[Stored data entries]
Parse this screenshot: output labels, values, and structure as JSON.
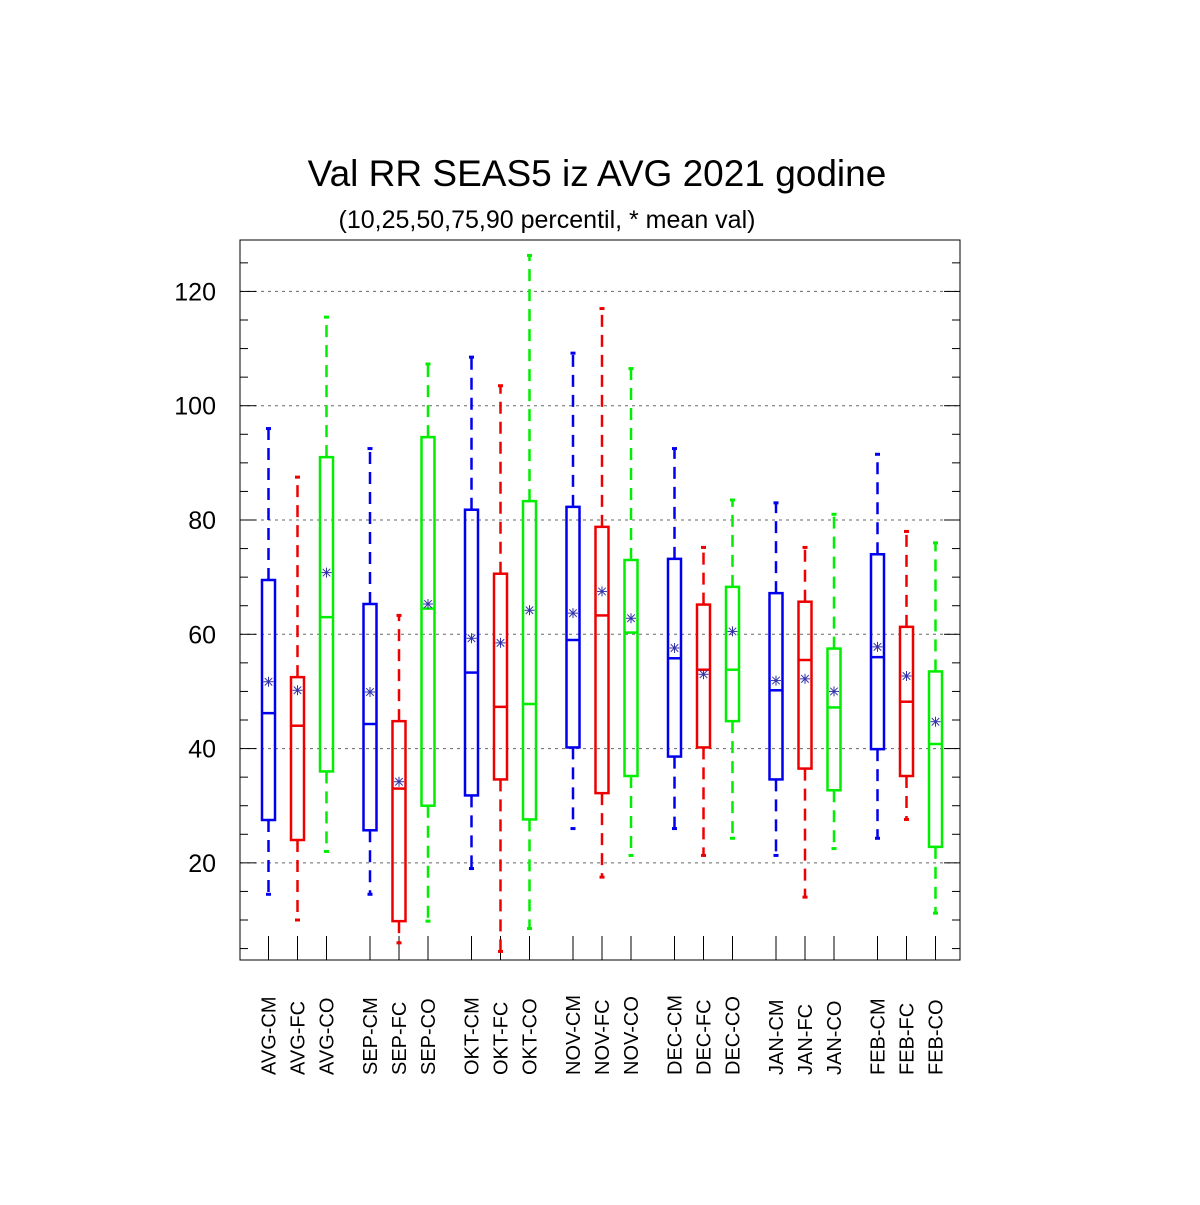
{
  "chart_data": {
    "type": "boxplot",
    "title": "Val RR SEAS5 iz AVG 2021 godine",
    "subtitle": "(10,25,50,75,90 percentil, * mean val)",
    "xlabel": "",
    "ylabel": "",
    "ylim": [
      3,
      129
    ],
    "yticks": [
      20,
      40,
      60,
      80,
      100,
      120
    ],
    "grid": true,
    "legend": "none",
    "colors": {
      "CM": "#0000ee",
      "FC": "#ee0000",
      "CO": "#00ee00",
      "mean": "#3333aa",
      "grid": "#666666"
    },
    "groups": [
      {
        "name": "AVG",
        "items": [
          {
            "label": "AVG-CM",
            "kind": "CM",
            "p10": 14.5,
            "p25": 27.5,
            "p50": 46.2,
            "p75": 69.5,
            "p90": 96,
            "mean": 51.7
          },
          {
            "label": "AVG-FC",
            "kind": "FC",
            "p10": 10,
            "p25": 24,
            "p50": 44,
            "p75": 52.5,
            "p90": 87.5,
            "mean": 50.2
          },
          {
            "label": "AVG-CO",
            "kind": "CO",
            "p10": 22,
            "p25": 36,
            "p50": 63,
            "p75": 91,
            "p90": 115.5,
            "mean": 70.8
          }
        ]
      },
      {
        "name": "SEP",
        "items": [
          {
            "label": "SEP-CM",
            "kind": "CM",
            "p10": 14.5,
            "p25": 25.7,
            "p50": 44.3,
            "p75": 65.3,
            "p90": 92.5,
            "mean": 49.9
          },
          {
            "label": "SEP-FC",
            "kind": "FC",
            "p10": 6,
            "p25": 9.8,
            "p50": 33,
            "p75": 44.8,
            "p90": 63.3,
            "mean": 34.2
          },
          {
            "label": "SEP-CO",
            "kind": "CO",
            "p10": 9.8,
            "p25": 30,
            "p50": 64.5,
            "p75": 94.5,
            "p90": 107.3,
            "mean": 65.3
          }
        ]
      },
      {
        "name": "OKT",
        "items": [
          {
            "label": "OKT-CM",
            "kind": "CM",
            "p10": 19,
            "p25": 31.8,
            "p50": 53.3,
            "p75": 81.8,
            "p90": 108.5,
            "mean": 59.3
          },
          {
            "label": "OKT-FC",
            "kind": "FC",
            "p10": 4.5,
            "p25": 34.6,
            "p50": 47.3,
            "p75": 70.6,
            "p90": 103.5,
            "mean": 58.5
          },
          {
            "label": "OKT-CO",
            "kind": "CO",
            "p10": 8.5,
            "p25": 27.6,
            "p50": 47.8,
            "p75": 83.3,
            "p90": 126.3,
            "mean": 64.2
          }
        ]
      },
      {
        "name": "NOV",
        "items": [
          {
            "label": "NOV-CM",
            "kind": "CM",
            "p10": 26,
            "p25": 40.2,
            "p50": 59,
            "p75": 82.3,
            "p90": 109.2,
            "mean": 63.7
          },
          {
            "label": "NOV-FC",
            "kind": "FC",
            "p10": 17.5,
            "p25": 32.2,
            "p50": 63.3,
            "p75": 78.8,
            "p90": 117,
            "mean": 67.5
          },
          {
            "label": "NOV-CO",
            "kind": "CO",
            "p10": 21.3,
            "p25": 35.2,
            "p50": 60.3,
            "p75": 73,
            "p90": 106.5,
            "mean": 62.8
          }
        ]
      },
      {
        "name": "DEC",
        "items": [
          {
            "label": "DEC-CM",
            "kind": "CM",
            "p10": 26,
            "p25": 38.6,
            "p50": 55.8,
            "p75": 73.2,
            "p90": 92.5,
            "mean": 57.6
          },
          {
            "label": "DEC-FC",
            "kind": "FC",
            "p10": 21.3,
            "p25": 40.2,
            "p50": 53.8,
            "p75": 65.2,
            "p90": 75.2,
            "mean": 53
          },
          {
            "label": "DEC-CO",
            "kind": "CO",
            "p10": 24.3,
            "p25": 44.8,
            "p50": 53.8,
            "p75": 68.3,
            "p90": 83.5,
            "mean": 60.5
          }
        ]
      },
      {
        "name": "JAN",
        "items": [
          {
            "label": "JAN-CM",
            "kind": "CM",
            "p10": 21.3,
            "p25": 34.6,
            "p50": 50.2,
            "p75": 67.2,
            "p90": 83,
            "mean": 51.9
          },
          {
            "label": "JAN-FC",
            "kind": "FC",
            "p10": 14,
            "p25": 36.5,
            "p50": 55.5,
            "p75": 65.7,
            "p90": 75.2,
            "mean": 52.2
          },
          {
            "label": "JAN-CO",
            "kind": "CO",
            "p10": 22.5,
            "p25": 32.7,
            "p50": 47.2,
            "p75": 57.5,
            "p90": 81,
            "mean": 50
          }
        ]
      },
      {
        "name": "FEB",
        "items": [
          {
            "label": "FEB-CM",
            "kind": "CM",
            "p10": 24.3,
            "p25": 39.9,
            "p50": 56,
            "p75": 74,
            "p90": 91.5,
            "mean": 57.8
          },
          {
            "label": "FEB-FC",
            "kind": "FC",
            "p10": 27.6,
            "p25": 35.2,
            "p50": 48.2,
            "p75": 61.3,
            "p90": 78,
            "mean": 52.7
          },
          {
            "label": "FEB-CO",
            "kind": "CO",
            "p10": 11.2,
            "p25": 22.8,
            "p50": 40.8,
            "p75": 53.5,
            "p90": 76,
            "mean": 44.7
          }
        ]
      }
    ]
  }
}
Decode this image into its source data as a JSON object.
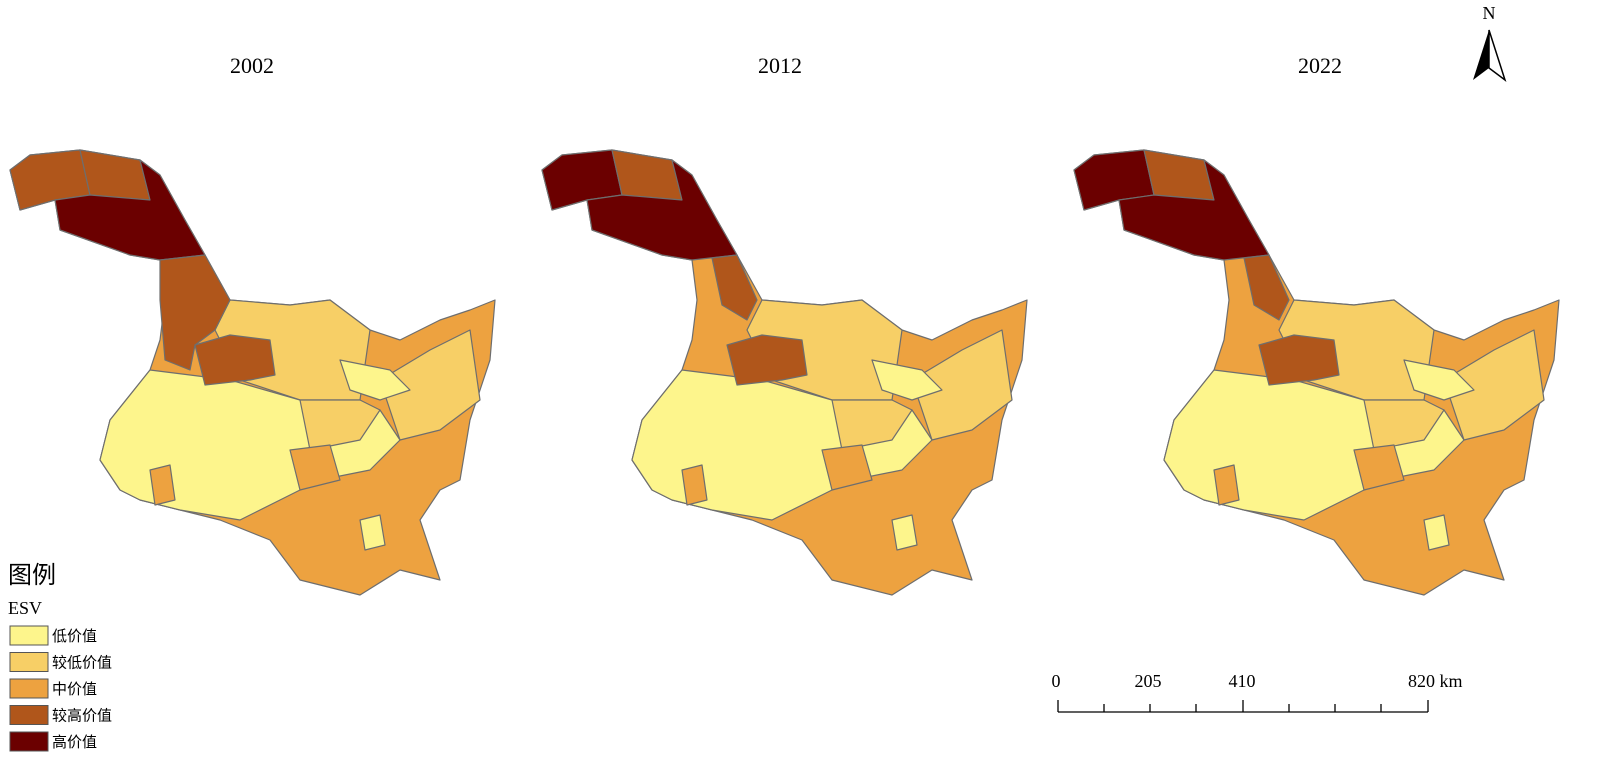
{
  "titles": [
    "2002",
    "2012",
    "2022"
  ],
  "north": "N",
  "legend": {
    "title": "图例",
    "field": "ESV",
    "items": [
      {
        "label": "低价值",
        "color": "#fdf58c"
      },
      {
        "label": "较低价值",
        "color": "#f7cf66"
      },
      {
        "label": "中价值",
        "color": "#eda240"
      },
      {
        "label": "较高价值",
        "color": "#b0561b"
      },
      {
        "label": "高价值",
        "color": "#6b0000"
      }
    ]
  },
  "scale_bar": {
    "labels": [
      "0",
      "205",
      "410",
      "820 km"
    ]
  }
}
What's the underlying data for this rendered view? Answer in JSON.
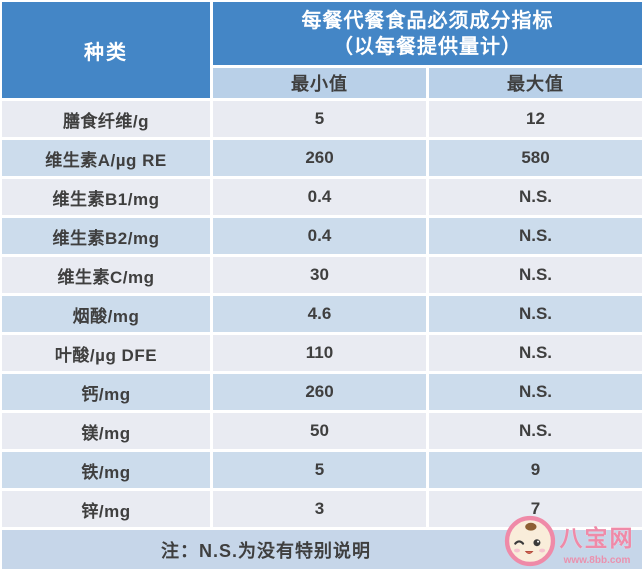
{
  "header": {
    "type_label": "种类",
    "title_line1": "每餐代餐食品必须成分指标",
    "title_line2": "（以每餐提供量计）",
    "min_label": "最小值",
    "max_label": "最大值"
  },
  "chart_data": {
    "type": "table",
    "title": "每餐代餐食品必须成分指标（以每餐提供量计）",
    "columns": [
      "种类",
      "最小值",
      "最大值"
    ],
    "rows": [
      {
        "label": "膳食纤维/g",
        "min": "5",
        "max": "12"
      },
      {
        "label": "维生素A/µg RE",
        "min": "260",
        "max": "580"
      },
      {
        "label": "维生素B1/mg",
        "min": "0.4",
        "max": "N.S."
      },
      {
        "label": "维生素B2/mg",
        "min": "0.4",
        "max": "N.S."
      },
      {
        "label": "维生素C/mg",
        "min": "30",
        "max": "N.S."
      },
      {
        "label": "烟酸/mg",
        "min": "4.6",
        "max": "N.S."
      },
      {
        "label": "叶酸/µg DFE",
        "min": "110",
        "max": "N.S."
      },
      {
        "label": "钙/mg",
        "min": "260",
        "max": "N.S."
      },
      {
        "label": "镁/mg",
        "min": "50",
        "max": "N.S."
      },
      {
        "label": "铁/mg",
        "min": "5",
        "max": "9"
      },
      {
        "label": "锌/mg",
        "min": "3",
        "max": "7"
      }
    ],
    "note": "注：N.S.为没有特别说明"
  },
  "watermark": {
    "site_name": "八宝网",
    "site_url": "www.8bb.com"
  },
  "colors": {
    "header_blue": "#4486c6",
    "subheader_blue": "#b9d0e8",
    "row_light": "#e9ebf2",
    "row_blue": "#ccdcec",
    "footer_blue": "#c6d6e9",
    "text_dark": "#3f3f3f",
    "watermark_pink": "#ef8aa8"
  }
}
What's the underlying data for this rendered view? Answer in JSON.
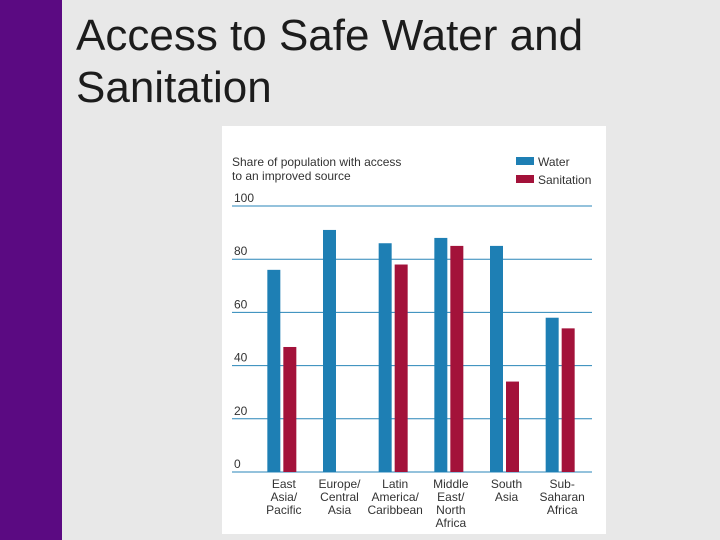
{
  "slide": {
    "title": "Access to Safe Water and Sanitation",
    "accent_color": "#5b0a82",
    "background": "#e8e8e8"
  },
  "chart_data": {
    "type": "bar",
    "title": "Share of population with access to an improved source",
    "title_lines": [
      "Share of population with access",
      "to an improved source"
    ],
    "xlabel": "",
    "ylabel": "",
    "ylim": [
      0,
      100
    ],
    "yticks": [
      0,
      20,
      40,
      60,
      80,
      100
    ],
    "grid": true,
    "legend": "top-right",
    "categories": [
      [
        "East",
        "Asia/",
        "Pacific"
      ],
      [
        "Europe/",
        "Central",
        "Asia"
      ],
      [
        "Latin",
        "America/",
        "Caribbean"
      ],
      [
        "Middle",
        "East/",
        "North",
        "Africa"
      ],
      [
        "South",
        "Asia"
      ],
      [
        "Sub-",
        "Saharan",
        "Africa"
      ]
    ],
    "series": [
      {
        "name": "Water",
        "color": "#1e7fb4",
        "values": [
          76,
          91,
          86,
          88,
          85,
          58
        ]
      },
      {
        "name": "Sanitation",
        "color": "#a3123a",
        "values": [
          47,
          null,
          78,
          85,
          34,
          54
        ]
      }
    ]
  }
}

DIRECTIONS: Give only the number of lines in the data that hold the string "population".

RESULT OF THE EXERCISE: 2